_GIVEN RECORDS_.
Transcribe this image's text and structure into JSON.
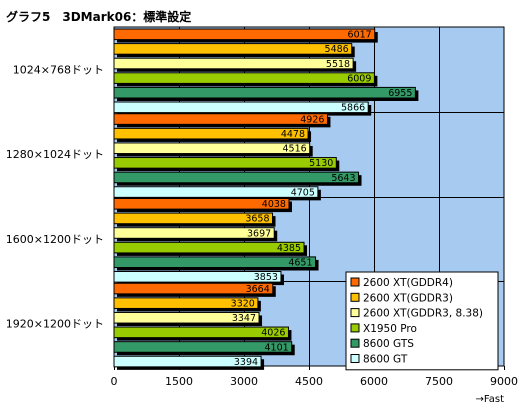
{
  "chart_data": {
    "type": "bar",
    "orientation": "horizontal",
    "title": "グラフ5　3DMark06：標準設定",
    "x_unit_label": "→Fast",
    "xlim": [
      0,
      9000
    ],
    "xticks": [
      "0",
      "1500",
      "3000",
      "4500",
      "6000",
      "7500",
      "9000"
    ],
    "grid": true,
    "legend_position": "bottom-right",
    "categories": [
      "1024×768ドット",
      "1280×1024ドット",
      "1600×1200ドット",
      "1920×1200ドット"
    ],
    "series": [
      {
        "name": "2600 XT(GDDR4)",
        "color": "#ff6a00",
        "values": [
          6017,
          4926,
          4038,
          3664
        ]
      },
      {
        "name": "2600 XT(GDDR3)",
        "color": "#ffc000",
        "values": [
          5486,
          4478,
          3658,
          3320
        ]
      },
      {
        "name": "2600 XT(GDDR3, 8.38)",
        "color": "#ffff99",
        "values": [
          5518,
          4516,
          3697,
          3347
        ]
      },
      {
        "name": "X1950 Pro",
        "color": "#99cc00",
        "values": [
          6009,
          5130,
          4385,
          4026
        ]
      },
      {
        "name": "8600 GTS",
        "color": "#339966",
        "values": [
          6955,
          5643,
          4651,
          4101
        ]
      },
      {
        "name": "8600 GT",
        "color": "#ccffff",
        "values": [
          5866,
          4705,
          3853,
          3394
        ]
      }
    ],
    "colors": {
      "plot_background": "#a6caf0",
      "bar_shadow": "#000000"
    }
  }
}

_GIVEN INSTRUCTION_. Find the word "name" in the records and pull out each line that has it.

_SOLUTION FOR THIS PROBLEM_.
        "name": "2600 XT(GDDR4)",
        "name": "2600 XT(GDDR3)",
        "name": "2600 XT(GDDR3, 8.38)",
        "name": "X1950 Pro",
        "name": "8600 GTS",
        "name": "8600 GT",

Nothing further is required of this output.